THE TASK
Pick out each line containing the string "请听朗诵" and copy it.

DATA SECTION

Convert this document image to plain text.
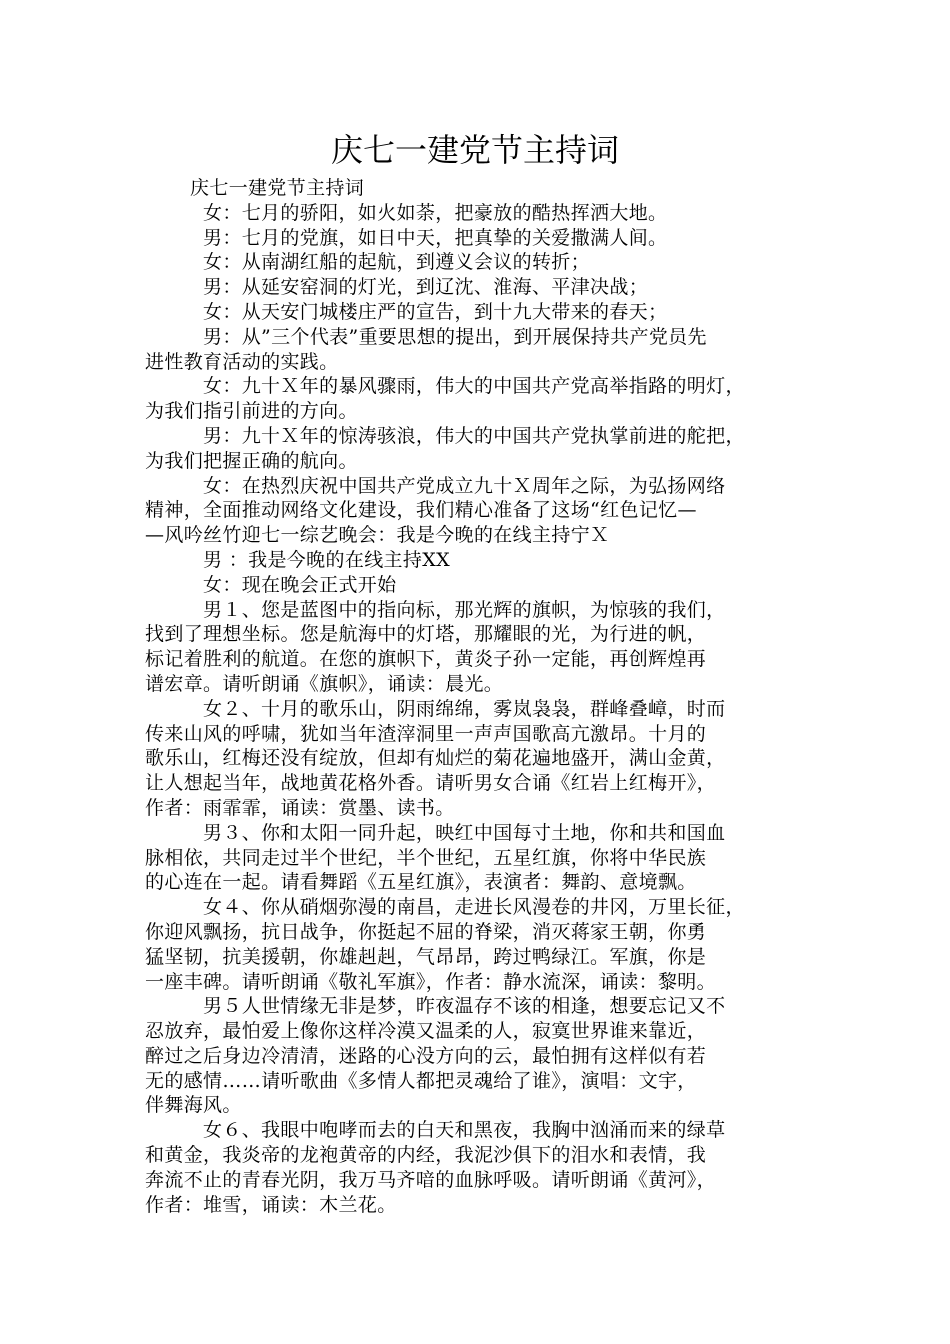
庆七一建党节主持词
庆七一建党节主持词
女：七月的骄阳，如火如荼，把豪放的酷热挥洒大地。
男：七月的党旗，如日中天，把真挚的关爱撒满人间。
女：从南湖红船的起航，到遵义会议的转折；
男：从延安窑洞的灯光，到辽沈、淮海、平津决战；
女：从天安门城楼庄严的宣告，到十九大带来的春天；
男：从”三个代表”重要思想的提出，到开展保持共产党员先
进性教育活动的实践。
女：九十Ｘ年的暴风骤雨，伟大的中国共产党高举指路的明灯，
为我们指引前进的方向。
男：九十Ｘ年的惊涛骇浪，伟大的中国共产党执掌前进的舵把，
为我们把握正确的航向。
女：在热烈庆祝中国共产党成立九十Ｘ周年之际，为弘扬网络
精神，全面推动网络文化建设，我们精心准备了这场“红色记忆—
—风吟丝竹迎七一综艺晚会：我是今晚的在线主持宁Ｘ
男 ：我是今晚的在线主持XX
女：现在晚会正式开始
男１、您是蓝图中的指向标，那光辉的旗帜，为惊骇的我们，
找到了理想坐标。您是航海中的灯塔，那耀眼的光，为行进的帆，
标记着胜利的航道。在您的旗帜下，黄炎子孙一定能，再创辉煌再
谱宏章。请听朗诵《旗帜》，诵读：晨光。
女２、十月的歌乐山，阴雨绵绵，雾岚袅袅，群峰叠嶂，时而
传来山风的呼啸，犹如当年渣滓洞里一声声国歌高亢激昂。十月的
歌乐山，红梅还没有绽放，但却有灿烂的菊花遍地盛开，满山金黄，
让人想起当年，战地黄花格外香。请听男女合诵《红岩上红梅开》，
作者：雨霏霏，诵读：赏墨、读书。
男３、你和太阳一同升起，映红中国每寸土地，你和共和国血
脉相依，共同走过半个世纪，半个世纪，五星红旗，你将中华民族
的心连在一起。请看舞蹈《五星红旗》，表演者：舞韵、意境飘。
女４、你从硝烟弥漫的南昌，走进长风漫卷的井冈，万里长征，
你迎风飘扬，抗日战争，你挺起不屈的脊梁，消灭蒋家王朝，你勇
猛坚韧，抗美援朝，你雄赳赳，气昂昂，跨过鸭绿江。军旗，你是
一座丰碑。请听朗诵《敬礼军旗》，作者：静水流深，诵读：黎明。
男５人世情缘无非是梦，昨夜温存不该的相逢，想要忘记又不
忍放弃，最怕爱上像你这样冷漠又温柔的人，寂寞世界谁来靠近，
醉过之后身边冷清清，迷路的心没方向的云，最怕拥有这样似有若
无的感情……请听歌曲《多情人都把灵魂给了谁》，演唱：文宇，
伴舞海风。
女６、我眼中咆哮而去的白天和黑夜，我胸中汹涌而来的绿草
和黄金，我炎帝的龙袍黄帝的内经，我泥沙俱下的泪水和表情，我
奔流不止的青春光阴，我万马齐喑的血脉呼吸。请听朗诵《黄河》，
作者：堆雪，诵读：木兰花。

EXERCISE OUTPUT
谱宏章。请听朗诵《旗帜》，诵读：晨光。
一座丰碑。请听朗诵《敬礼军旗》，作者：静水流深，诵读：黎明。
奔流不止的青春光阴，我万马齐喑的血脉呼吸。请听朗诵《黄河》，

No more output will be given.